## DO THIS
Single out the lines of the material that contain "Computer" and copy them.

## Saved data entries
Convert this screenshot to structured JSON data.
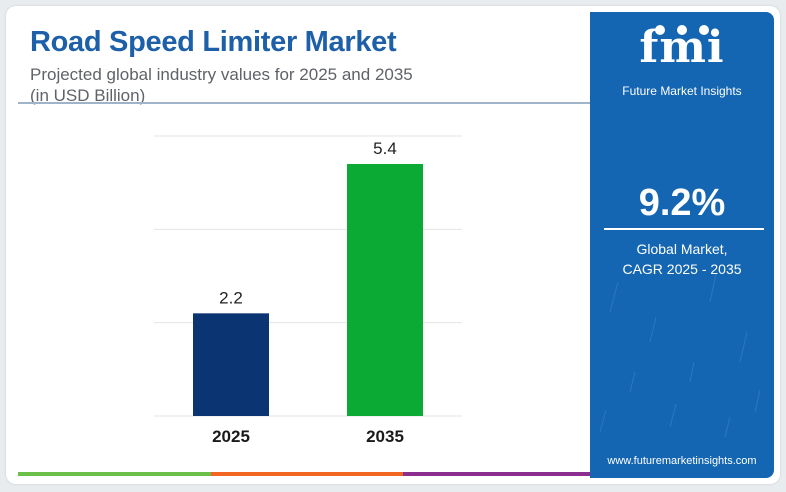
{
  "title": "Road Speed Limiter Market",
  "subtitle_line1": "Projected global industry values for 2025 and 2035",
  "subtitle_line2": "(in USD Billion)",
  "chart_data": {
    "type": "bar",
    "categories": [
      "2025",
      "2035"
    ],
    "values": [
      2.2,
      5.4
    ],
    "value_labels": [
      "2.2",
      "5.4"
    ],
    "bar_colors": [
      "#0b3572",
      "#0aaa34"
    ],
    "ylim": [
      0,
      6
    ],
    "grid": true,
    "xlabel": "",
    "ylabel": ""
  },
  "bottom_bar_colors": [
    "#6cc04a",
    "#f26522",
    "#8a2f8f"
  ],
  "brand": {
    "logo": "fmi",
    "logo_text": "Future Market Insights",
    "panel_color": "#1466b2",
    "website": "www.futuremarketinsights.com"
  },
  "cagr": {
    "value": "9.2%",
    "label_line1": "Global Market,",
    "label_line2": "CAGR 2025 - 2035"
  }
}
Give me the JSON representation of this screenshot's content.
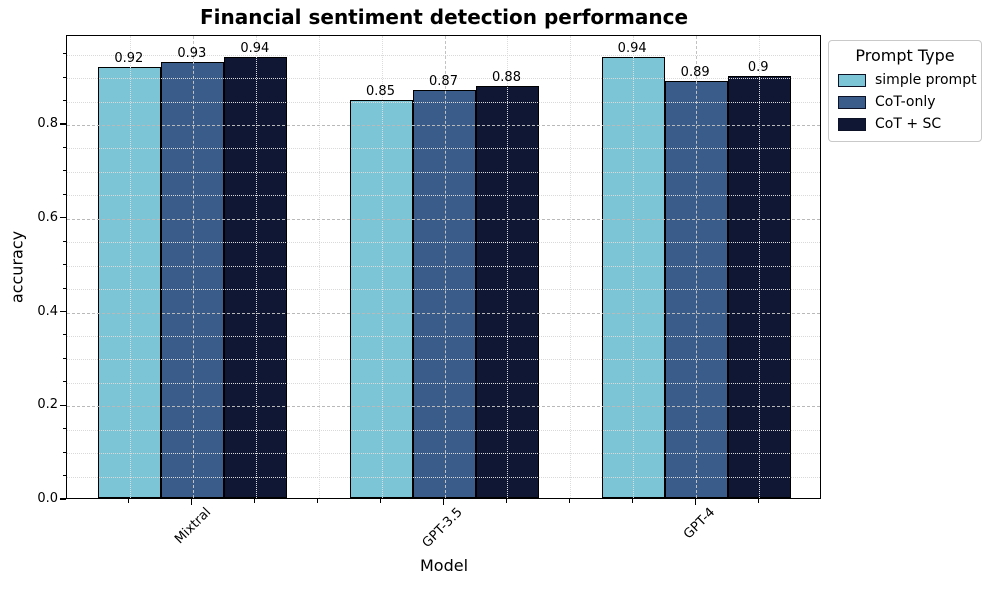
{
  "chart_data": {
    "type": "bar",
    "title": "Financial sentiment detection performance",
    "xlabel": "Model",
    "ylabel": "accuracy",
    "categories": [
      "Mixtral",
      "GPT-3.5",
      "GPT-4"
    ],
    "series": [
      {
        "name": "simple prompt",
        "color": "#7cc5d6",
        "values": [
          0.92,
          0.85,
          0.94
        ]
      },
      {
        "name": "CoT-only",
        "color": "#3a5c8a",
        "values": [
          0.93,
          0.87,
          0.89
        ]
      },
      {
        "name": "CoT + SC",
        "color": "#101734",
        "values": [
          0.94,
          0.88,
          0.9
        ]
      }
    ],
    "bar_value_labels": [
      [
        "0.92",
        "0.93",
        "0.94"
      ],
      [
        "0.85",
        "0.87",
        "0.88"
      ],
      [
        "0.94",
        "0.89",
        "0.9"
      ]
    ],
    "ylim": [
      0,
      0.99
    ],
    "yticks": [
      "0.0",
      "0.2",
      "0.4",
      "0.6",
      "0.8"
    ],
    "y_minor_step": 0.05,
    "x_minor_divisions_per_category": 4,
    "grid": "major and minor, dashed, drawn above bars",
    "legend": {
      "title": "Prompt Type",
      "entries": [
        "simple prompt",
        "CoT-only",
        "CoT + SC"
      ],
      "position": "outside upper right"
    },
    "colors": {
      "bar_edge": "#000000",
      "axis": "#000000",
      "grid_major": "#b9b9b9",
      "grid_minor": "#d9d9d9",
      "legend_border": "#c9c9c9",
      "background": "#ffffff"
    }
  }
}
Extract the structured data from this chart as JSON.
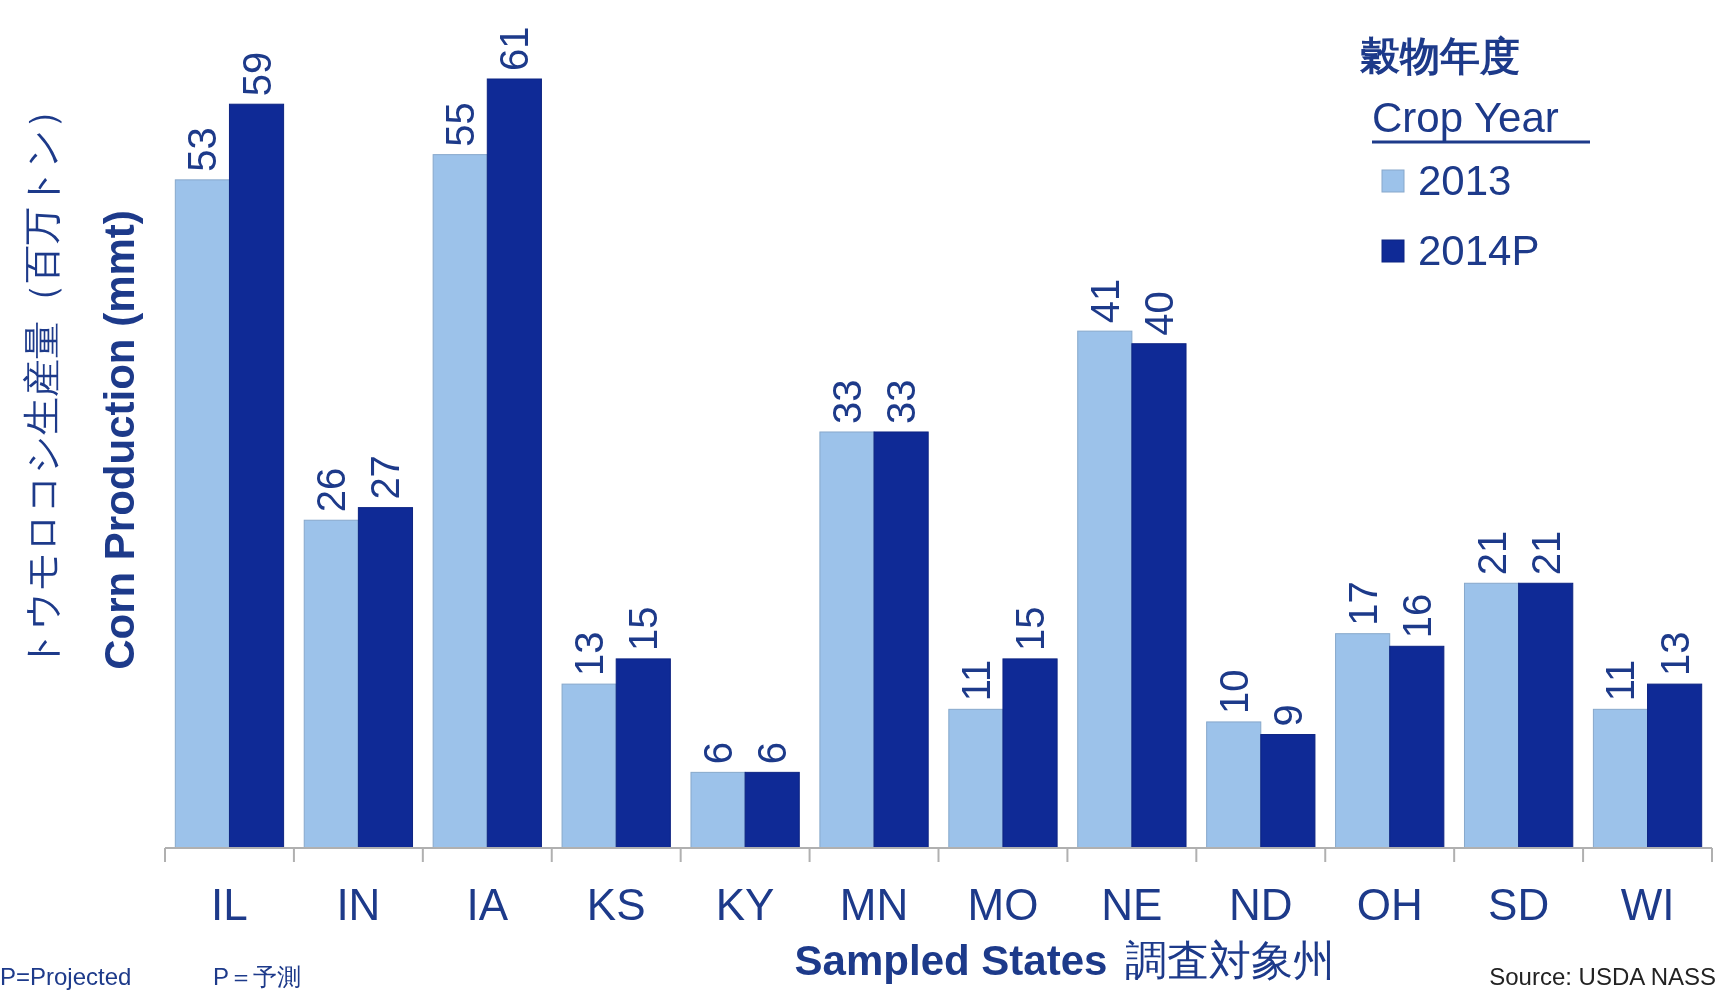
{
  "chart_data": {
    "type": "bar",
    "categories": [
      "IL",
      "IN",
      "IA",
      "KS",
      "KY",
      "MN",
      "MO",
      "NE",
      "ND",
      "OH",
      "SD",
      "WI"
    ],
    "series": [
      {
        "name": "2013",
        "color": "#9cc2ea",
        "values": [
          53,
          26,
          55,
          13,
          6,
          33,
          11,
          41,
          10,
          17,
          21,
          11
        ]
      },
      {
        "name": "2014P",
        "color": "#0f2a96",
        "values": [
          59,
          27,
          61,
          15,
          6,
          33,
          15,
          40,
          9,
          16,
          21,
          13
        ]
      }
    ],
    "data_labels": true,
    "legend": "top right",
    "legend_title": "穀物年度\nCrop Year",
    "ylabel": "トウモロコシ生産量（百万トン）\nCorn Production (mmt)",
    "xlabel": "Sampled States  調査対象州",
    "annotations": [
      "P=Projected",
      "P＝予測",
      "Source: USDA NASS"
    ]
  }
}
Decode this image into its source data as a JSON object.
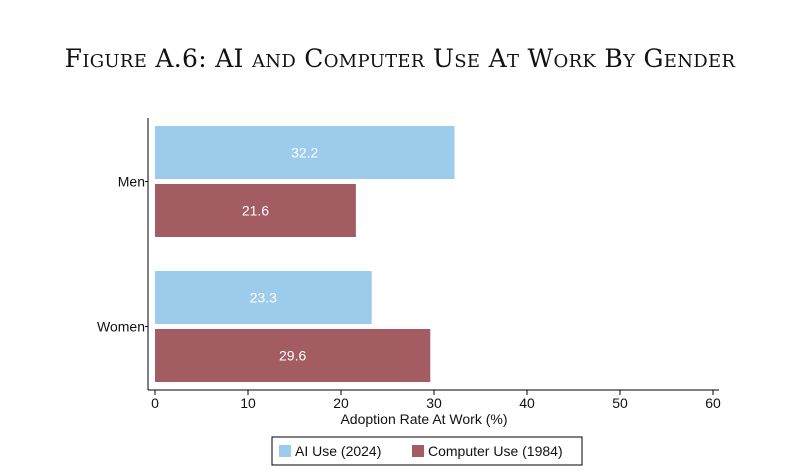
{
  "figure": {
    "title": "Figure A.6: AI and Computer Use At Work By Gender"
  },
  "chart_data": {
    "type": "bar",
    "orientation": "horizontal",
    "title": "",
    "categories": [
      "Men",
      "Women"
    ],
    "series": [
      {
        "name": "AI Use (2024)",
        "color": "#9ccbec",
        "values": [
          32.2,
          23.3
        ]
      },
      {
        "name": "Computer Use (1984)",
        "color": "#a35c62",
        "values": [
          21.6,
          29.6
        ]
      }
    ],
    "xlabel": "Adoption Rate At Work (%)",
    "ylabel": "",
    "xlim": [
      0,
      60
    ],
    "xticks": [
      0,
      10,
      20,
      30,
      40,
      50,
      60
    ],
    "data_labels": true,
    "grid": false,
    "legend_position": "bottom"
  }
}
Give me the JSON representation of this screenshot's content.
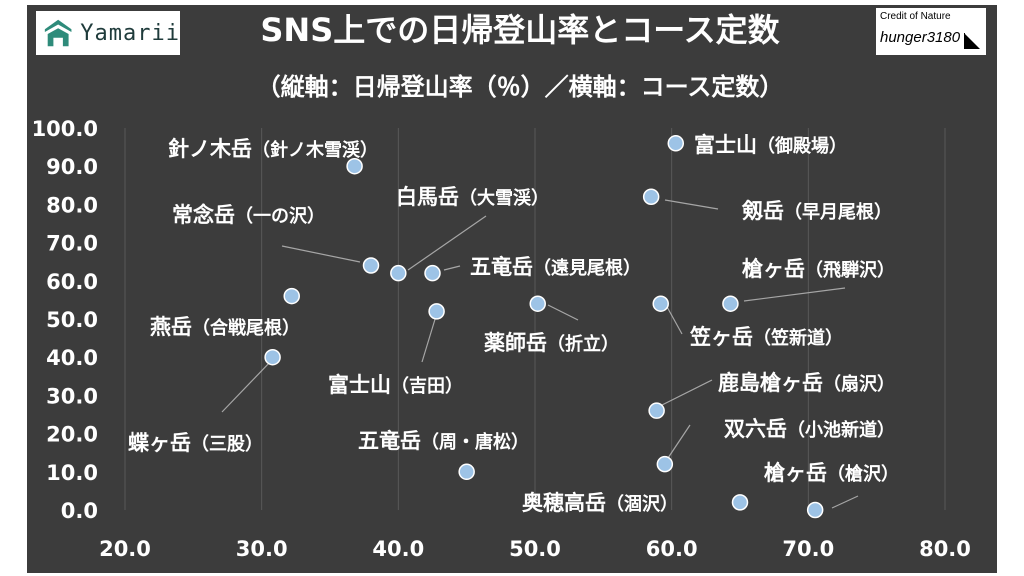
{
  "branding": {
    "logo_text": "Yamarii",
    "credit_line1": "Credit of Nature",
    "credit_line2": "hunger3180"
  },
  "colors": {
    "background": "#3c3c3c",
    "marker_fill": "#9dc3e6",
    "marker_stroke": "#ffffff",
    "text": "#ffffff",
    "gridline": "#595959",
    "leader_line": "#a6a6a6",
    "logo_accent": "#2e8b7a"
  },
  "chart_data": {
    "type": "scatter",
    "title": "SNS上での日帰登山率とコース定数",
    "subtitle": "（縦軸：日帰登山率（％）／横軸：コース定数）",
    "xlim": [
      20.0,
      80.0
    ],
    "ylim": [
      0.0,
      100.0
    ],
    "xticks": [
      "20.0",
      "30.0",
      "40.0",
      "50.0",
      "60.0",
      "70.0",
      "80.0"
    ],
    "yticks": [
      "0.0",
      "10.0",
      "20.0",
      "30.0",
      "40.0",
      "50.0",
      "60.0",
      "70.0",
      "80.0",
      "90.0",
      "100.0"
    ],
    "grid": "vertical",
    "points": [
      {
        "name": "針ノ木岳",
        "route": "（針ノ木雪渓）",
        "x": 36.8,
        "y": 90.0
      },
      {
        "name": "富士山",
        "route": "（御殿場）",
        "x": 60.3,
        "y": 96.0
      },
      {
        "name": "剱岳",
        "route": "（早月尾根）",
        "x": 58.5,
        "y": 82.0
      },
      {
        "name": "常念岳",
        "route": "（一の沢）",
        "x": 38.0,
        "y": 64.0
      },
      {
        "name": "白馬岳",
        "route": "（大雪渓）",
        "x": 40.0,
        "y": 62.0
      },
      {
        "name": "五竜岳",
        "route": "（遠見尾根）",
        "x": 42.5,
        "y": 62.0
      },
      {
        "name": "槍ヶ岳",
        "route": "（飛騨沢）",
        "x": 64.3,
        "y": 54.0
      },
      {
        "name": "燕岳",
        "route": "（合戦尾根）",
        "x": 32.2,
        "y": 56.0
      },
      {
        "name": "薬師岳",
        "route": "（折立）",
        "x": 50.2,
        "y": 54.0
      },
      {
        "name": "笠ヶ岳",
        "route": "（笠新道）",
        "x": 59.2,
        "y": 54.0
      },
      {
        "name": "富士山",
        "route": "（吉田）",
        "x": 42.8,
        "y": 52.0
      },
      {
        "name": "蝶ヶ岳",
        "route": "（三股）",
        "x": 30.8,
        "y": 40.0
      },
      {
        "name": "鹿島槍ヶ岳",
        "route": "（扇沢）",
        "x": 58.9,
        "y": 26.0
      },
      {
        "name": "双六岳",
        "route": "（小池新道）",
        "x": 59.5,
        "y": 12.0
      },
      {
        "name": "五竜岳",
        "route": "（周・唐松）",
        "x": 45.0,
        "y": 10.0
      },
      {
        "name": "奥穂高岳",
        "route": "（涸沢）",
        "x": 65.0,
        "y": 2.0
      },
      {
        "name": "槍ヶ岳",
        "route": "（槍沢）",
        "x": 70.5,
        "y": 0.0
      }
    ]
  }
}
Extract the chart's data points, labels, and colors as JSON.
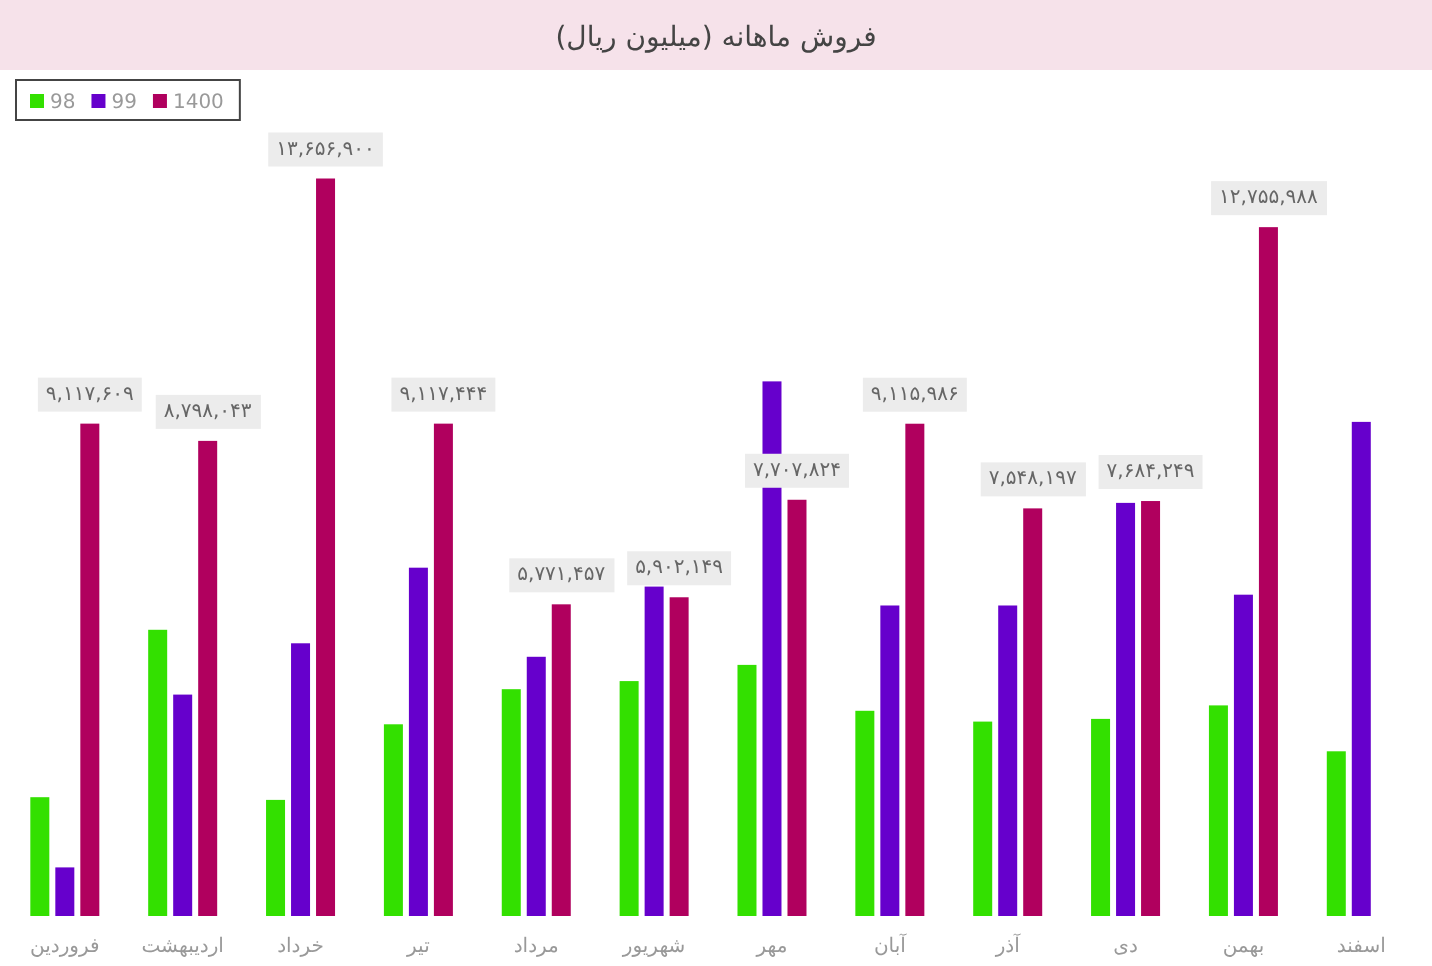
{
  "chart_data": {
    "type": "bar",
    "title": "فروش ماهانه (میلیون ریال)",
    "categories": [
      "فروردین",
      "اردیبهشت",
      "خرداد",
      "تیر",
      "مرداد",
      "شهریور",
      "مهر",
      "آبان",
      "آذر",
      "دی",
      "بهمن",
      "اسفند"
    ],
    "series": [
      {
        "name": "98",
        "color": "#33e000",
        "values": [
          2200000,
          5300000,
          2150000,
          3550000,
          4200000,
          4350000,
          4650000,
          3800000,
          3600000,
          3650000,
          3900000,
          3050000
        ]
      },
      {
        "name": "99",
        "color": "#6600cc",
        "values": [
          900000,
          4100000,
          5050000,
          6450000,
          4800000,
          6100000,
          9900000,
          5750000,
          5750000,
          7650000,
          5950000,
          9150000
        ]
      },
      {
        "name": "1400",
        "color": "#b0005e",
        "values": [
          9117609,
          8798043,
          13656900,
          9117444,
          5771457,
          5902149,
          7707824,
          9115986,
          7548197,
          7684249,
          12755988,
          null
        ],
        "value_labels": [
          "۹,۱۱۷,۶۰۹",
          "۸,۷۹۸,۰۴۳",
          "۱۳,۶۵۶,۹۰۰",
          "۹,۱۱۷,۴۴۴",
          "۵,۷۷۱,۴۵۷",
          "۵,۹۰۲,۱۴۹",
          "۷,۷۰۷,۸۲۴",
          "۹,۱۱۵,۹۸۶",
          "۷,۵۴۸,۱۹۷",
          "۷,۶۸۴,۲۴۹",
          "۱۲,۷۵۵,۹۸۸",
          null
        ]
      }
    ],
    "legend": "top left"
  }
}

## TASK SOLUTION
    "title": "Figure A.6: AI and Computer Use At Work By Gender"
        "name": "Computer Use (1984)",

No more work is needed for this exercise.